*Passage given*:
■ ■ ■
The Bush administration’s anti-Cuba policy has reached an absurd new low. The New York Times reported this past week that Major League Baseball officials are planning to fight a Bush administration prohibition on the Cuban national baseball team playing in the first World Baseball Classic in the US next March. Treasury officials that oversee travel restrictions to and from Cuba rejected baseball’s application for the Cuban team.

The move is seen as part of harsh policy of tightening the US blockade of Cuba. Baltimore Orioles owner Peter G. Angelos told the New York Times that he regarded the administration’s policy of 'the continued isolation of the Cuban people' to be 'wrong' and 'stupid.' In 1999, Angelos helped to bring the Cuban team to Baltimore to play the Orioles. The highly talented Cuban team, winners of Olympic gold in 1992, 1996, and 2004, brought out an enormous crowd of enthusiasts expecting a great game.

In addition to that event, the Cuban team came to the US unfettered for the 1996 summer games in Atlanta. Under the Bush administration, the Cuban soccer team played in the Concacaf Gold Cup, a tournament of North and Central American and Caribbean teams, held in the US last summer. This past August, a US team made up of 14-year olds traveled to Cuba for several exhibition games, establishing friendship among baseball-loving youth of both countries. Regardless of the rules governing the US restrictions on travel to and trade with Cuba, they seem to have little application to that country’s participation in the World Baseball Classic. While the US blockade of Cuba serves to hurt ordinary Cubans by putting severe restrictions on trade with the island, extending the politically motivated blockade to baseball is simply arbitrary and in contradiction with earlier treatment of Cuban sports teams.

Opponents of the administration’s policy of tight restrictions on travel and trade regard it as undermining the basic right to free movement and business. (Read more about the US blockade of Cuba here, or here, and here.)

Major League Baseball says it plans to continue negotiations with the administration and to reapply for the travel permit from the Office of Foreign Assets Control (OFAC). The baseball players’ union is also supporting the effort to reverse the administration’s prohibition.

OFAC is the federal agency that restricts travel and trade with the island country. Some sources say that under the Bush administration OFAC spends more money and time investigating and controlling exchanges with Cuba than it does investigating the assets of major terrorist organizations like Al-Qaeda.
■ ■ ■
*What you will do*: How would you put this sentence from the passage on Cuba and baseball into Spanish: "OFAC is the federal agency that restricts travel and trade with the island country."?

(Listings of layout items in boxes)
■ ■ ■
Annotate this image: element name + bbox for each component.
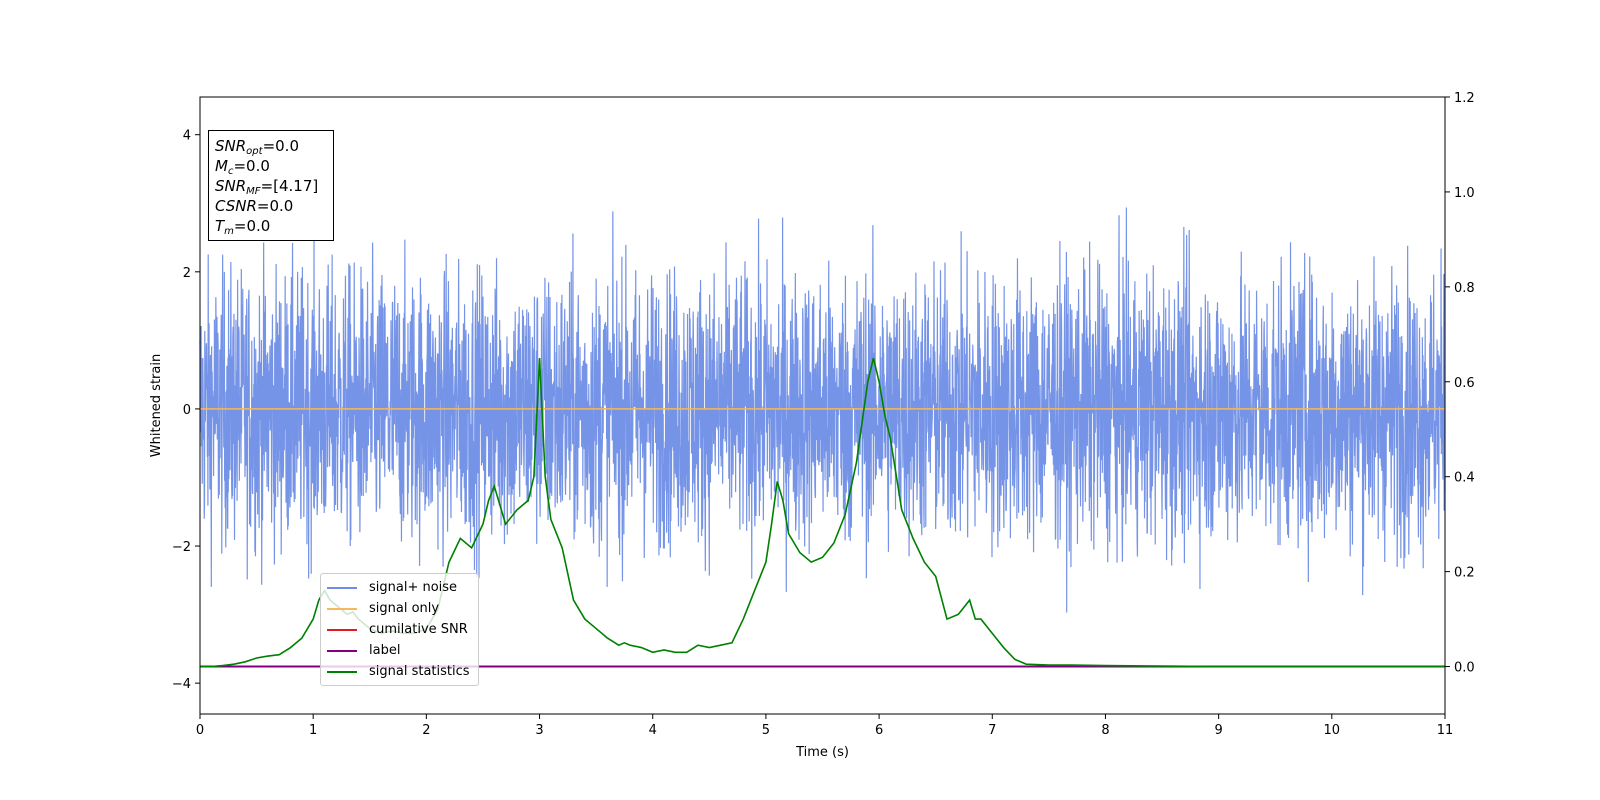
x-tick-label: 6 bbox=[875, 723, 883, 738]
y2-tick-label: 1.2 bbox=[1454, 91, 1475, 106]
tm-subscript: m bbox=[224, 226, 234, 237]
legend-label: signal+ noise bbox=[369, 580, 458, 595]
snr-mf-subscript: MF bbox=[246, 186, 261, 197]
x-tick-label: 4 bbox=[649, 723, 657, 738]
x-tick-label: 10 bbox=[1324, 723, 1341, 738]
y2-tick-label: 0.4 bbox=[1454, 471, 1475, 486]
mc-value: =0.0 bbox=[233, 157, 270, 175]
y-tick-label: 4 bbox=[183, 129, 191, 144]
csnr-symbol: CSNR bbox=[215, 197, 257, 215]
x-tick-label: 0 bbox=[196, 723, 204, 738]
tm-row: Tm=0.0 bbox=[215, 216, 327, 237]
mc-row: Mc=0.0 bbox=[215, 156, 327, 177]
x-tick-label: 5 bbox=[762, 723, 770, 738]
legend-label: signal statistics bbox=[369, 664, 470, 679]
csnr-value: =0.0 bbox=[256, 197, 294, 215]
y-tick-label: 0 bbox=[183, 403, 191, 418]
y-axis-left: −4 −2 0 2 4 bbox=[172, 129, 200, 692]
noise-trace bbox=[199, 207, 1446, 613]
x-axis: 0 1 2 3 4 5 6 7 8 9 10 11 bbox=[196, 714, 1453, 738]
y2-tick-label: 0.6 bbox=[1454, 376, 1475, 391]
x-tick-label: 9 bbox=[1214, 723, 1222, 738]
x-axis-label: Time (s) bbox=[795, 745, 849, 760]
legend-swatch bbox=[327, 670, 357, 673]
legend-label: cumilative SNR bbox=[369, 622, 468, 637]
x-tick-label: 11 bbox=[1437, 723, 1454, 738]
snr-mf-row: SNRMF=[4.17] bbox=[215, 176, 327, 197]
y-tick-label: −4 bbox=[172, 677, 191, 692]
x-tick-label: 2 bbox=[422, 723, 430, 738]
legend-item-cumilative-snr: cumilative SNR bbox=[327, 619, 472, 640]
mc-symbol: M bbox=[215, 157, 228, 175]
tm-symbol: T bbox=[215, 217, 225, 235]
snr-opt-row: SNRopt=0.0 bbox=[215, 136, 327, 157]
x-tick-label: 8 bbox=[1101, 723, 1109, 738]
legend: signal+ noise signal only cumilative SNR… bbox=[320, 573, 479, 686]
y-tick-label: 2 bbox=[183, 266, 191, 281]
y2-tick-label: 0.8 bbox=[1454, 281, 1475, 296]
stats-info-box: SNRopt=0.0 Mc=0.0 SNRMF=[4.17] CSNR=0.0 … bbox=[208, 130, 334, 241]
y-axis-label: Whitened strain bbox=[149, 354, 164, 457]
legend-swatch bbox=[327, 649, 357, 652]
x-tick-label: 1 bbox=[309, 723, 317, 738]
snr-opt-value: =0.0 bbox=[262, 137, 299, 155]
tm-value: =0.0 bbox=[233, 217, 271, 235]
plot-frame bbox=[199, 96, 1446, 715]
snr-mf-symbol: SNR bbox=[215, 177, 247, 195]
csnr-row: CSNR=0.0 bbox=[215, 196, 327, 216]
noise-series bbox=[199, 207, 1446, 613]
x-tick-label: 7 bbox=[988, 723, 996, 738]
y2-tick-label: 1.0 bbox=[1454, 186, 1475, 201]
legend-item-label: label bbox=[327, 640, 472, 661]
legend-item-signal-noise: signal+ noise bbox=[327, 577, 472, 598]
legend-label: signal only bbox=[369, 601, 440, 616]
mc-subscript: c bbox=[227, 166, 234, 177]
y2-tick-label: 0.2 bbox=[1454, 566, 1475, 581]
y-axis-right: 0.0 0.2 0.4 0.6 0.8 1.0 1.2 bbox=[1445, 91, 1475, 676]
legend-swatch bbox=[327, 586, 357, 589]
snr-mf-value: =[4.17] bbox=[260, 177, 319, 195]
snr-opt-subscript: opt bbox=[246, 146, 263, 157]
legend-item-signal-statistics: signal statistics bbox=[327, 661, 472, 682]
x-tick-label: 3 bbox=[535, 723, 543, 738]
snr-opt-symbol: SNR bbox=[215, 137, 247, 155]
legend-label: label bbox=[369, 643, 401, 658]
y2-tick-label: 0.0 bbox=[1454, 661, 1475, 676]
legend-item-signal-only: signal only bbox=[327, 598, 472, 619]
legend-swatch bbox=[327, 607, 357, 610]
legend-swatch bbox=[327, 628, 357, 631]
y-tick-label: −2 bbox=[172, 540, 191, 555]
■ ■ ■
*Output for this task*: La OFAC es la agencia federal que restringe los viajes y el comercio con el país insular.